STATED GOAL:
Copy each line of the records that contains the word "JSON".

-- Start RECORDS PROVIDED --

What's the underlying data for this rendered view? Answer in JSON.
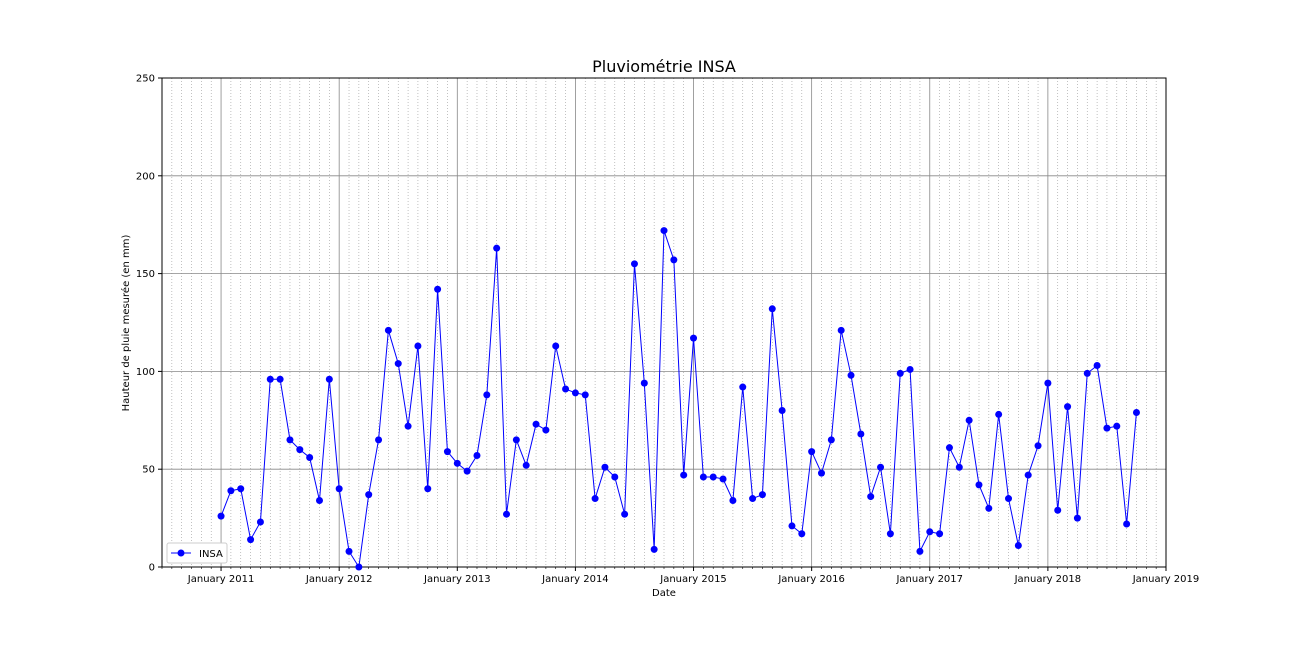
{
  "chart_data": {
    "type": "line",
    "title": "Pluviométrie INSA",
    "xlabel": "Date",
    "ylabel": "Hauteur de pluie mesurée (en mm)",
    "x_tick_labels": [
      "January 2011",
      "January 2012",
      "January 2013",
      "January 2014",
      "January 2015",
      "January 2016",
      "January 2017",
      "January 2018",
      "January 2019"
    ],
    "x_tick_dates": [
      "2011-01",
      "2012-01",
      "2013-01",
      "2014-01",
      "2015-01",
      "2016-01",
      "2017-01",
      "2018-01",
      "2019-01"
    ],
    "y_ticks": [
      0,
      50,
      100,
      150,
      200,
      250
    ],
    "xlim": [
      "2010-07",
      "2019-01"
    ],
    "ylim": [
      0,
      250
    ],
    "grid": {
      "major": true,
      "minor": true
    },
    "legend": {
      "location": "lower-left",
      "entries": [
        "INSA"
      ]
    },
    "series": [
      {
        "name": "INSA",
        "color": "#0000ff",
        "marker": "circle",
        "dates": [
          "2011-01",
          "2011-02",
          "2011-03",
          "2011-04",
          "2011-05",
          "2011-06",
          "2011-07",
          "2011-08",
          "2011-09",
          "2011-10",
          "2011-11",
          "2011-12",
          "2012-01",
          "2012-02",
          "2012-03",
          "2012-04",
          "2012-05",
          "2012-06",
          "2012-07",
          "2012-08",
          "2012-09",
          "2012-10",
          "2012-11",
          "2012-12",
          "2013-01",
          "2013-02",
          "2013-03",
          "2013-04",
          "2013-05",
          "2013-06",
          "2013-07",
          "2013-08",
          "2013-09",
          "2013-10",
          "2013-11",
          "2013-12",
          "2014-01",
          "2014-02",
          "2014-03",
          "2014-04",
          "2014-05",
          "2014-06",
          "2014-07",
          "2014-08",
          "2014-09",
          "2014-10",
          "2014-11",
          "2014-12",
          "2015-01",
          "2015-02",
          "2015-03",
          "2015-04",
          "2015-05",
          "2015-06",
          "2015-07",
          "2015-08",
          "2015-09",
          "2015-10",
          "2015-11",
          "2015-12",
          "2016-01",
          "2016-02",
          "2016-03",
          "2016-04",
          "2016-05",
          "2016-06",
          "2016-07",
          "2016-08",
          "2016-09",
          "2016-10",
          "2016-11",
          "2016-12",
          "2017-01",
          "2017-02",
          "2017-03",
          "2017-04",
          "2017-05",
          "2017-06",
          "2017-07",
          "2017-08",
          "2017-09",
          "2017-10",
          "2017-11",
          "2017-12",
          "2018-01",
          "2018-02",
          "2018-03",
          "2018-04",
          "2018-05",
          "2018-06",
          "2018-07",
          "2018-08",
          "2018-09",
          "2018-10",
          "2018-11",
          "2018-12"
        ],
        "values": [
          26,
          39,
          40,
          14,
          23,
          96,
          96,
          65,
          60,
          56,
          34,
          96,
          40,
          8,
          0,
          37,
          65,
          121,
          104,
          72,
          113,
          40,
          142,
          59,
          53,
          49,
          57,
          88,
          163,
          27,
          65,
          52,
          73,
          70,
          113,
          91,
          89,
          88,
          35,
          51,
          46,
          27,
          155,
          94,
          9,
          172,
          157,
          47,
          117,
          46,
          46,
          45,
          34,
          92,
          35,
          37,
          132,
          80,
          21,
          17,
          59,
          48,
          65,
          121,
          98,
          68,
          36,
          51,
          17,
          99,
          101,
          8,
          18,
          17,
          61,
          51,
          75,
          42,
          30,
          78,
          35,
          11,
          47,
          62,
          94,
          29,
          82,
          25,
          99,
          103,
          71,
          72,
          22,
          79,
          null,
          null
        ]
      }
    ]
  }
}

-- End RECORDS PROVIDED --
-- Start RECORDS PROVIDED --

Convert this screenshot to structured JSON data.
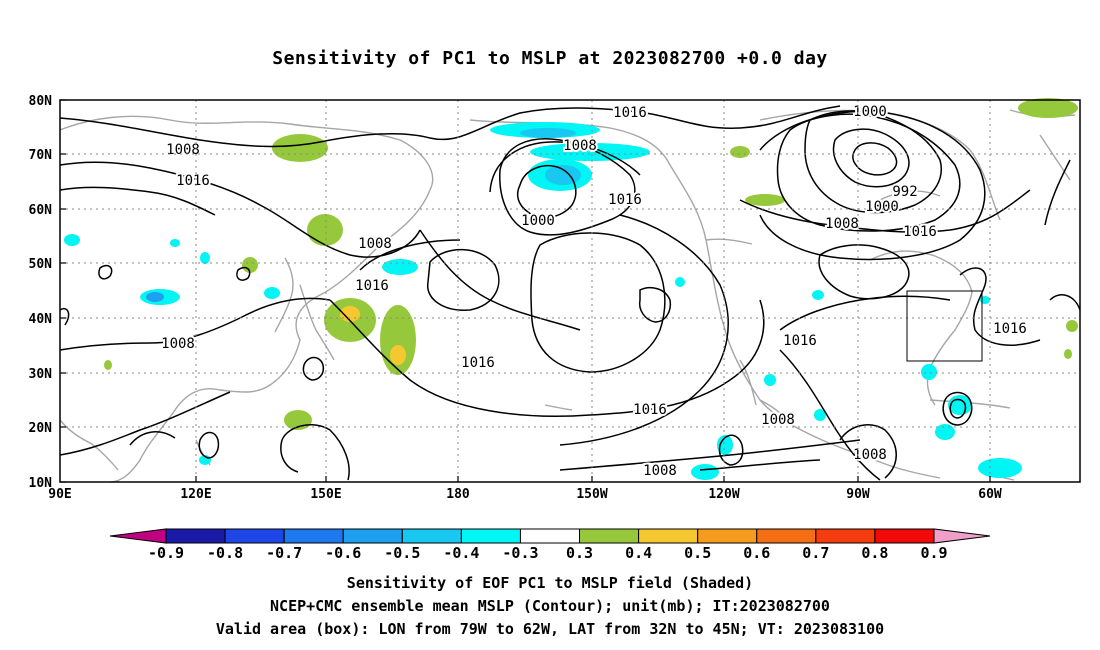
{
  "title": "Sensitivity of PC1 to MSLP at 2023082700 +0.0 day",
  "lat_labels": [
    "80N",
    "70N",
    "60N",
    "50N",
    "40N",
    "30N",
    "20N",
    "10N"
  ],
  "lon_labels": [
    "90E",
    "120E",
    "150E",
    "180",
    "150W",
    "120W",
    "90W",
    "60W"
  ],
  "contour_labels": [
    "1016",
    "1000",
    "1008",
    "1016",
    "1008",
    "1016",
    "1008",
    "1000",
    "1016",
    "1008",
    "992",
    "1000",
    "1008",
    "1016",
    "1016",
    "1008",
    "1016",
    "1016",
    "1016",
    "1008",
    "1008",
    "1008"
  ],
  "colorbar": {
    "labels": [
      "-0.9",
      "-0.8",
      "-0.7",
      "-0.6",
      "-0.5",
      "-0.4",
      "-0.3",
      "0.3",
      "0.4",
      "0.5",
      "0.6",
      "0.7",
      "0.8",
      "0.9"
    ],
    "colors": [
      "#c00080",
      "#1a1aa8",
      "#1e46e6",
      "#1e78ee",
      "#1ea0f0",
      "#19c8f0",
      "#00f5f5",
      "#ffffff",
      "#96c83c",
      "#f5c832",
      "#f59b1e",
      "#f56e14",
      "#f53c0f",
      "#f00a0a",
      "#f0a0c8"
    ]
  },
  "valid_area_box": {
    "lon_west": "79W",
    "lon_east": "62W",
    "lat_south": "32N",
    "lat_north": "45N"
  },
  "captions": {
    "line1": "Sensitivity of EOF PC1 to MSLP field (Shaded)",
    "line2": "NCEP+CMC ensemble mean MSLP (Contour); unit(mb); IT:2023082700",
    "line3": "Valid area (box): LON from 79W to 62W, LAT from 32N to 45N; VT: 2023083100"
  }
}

-- End RECORDS PROVIDED --
-- Start RECORDS PROVIDED --

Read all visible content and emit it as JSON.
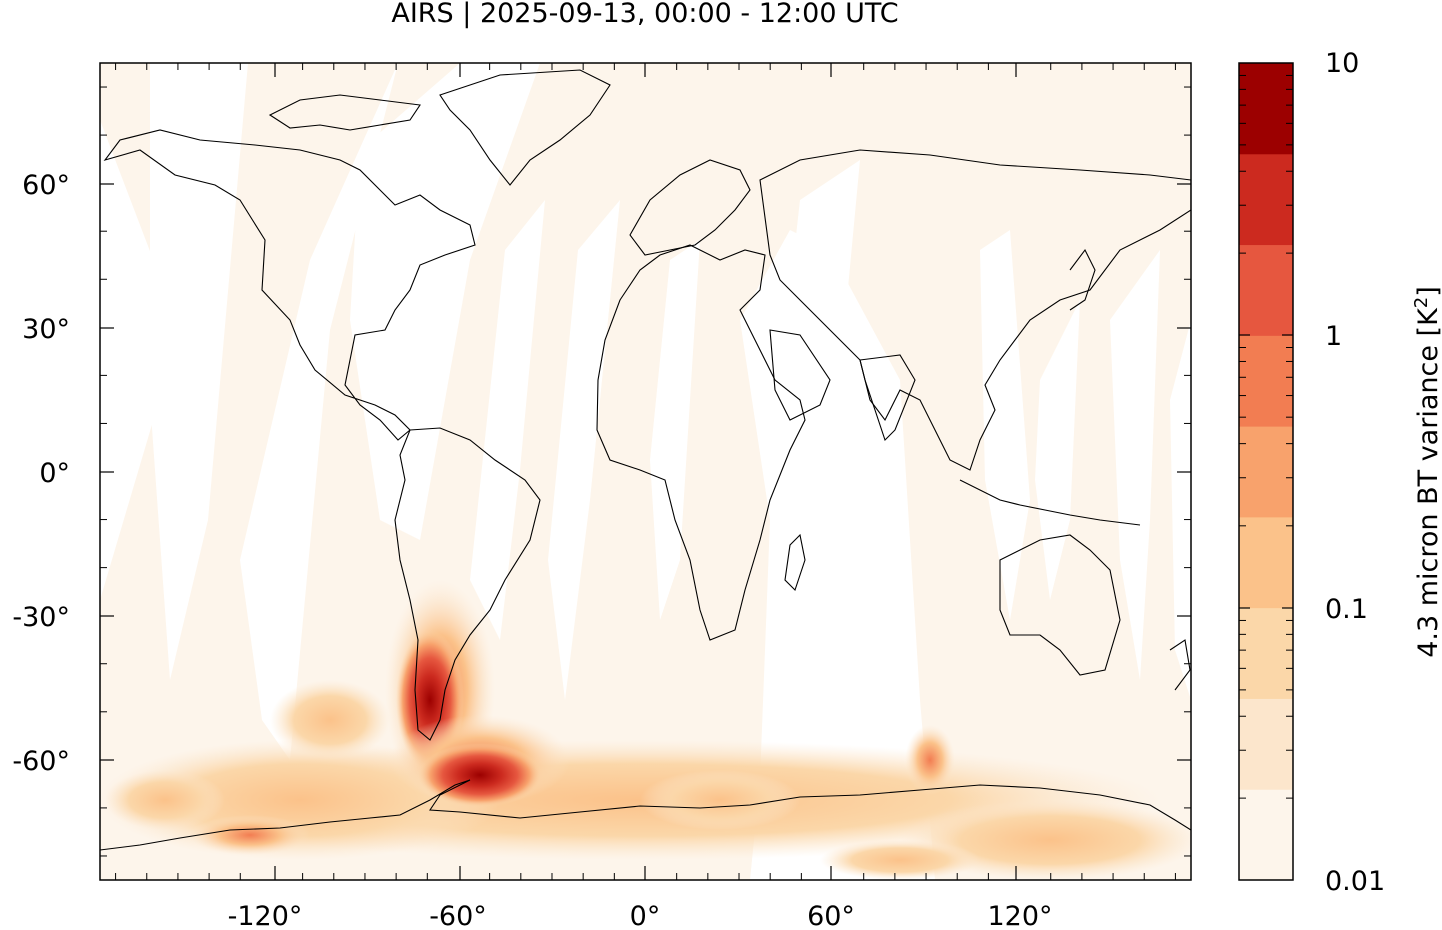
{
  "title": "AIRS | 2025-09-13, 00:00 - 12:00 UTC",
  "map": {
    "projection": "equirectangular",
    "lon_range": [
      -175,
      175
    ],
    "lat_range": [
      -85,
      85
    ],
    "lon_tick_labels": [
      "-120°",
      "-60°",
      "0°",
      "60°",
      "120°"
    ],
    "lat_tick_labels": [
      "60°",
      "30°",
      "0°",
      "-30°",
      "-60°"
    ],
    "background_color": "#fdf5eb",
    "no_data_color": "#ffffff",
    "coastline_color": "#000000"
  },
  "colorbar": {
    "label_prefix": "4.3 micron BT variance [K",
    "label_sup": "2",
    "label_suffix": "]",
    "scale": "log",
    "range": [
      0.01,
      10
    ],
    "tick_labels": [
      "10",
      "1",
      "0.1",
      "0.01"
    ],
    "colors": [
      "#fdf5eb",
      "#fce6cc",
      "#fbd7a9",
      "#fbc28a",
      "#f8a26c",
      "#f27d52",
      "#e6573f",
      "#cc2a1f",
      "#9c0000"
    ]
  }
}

-- End RECORDS PROVIDED --

SOLVED PROBLEM:
What's the underlying data for this rendered view? Answer in JSON.
Convert this screenshot to structured JSON data.
Read all visible content and emit it as JSON.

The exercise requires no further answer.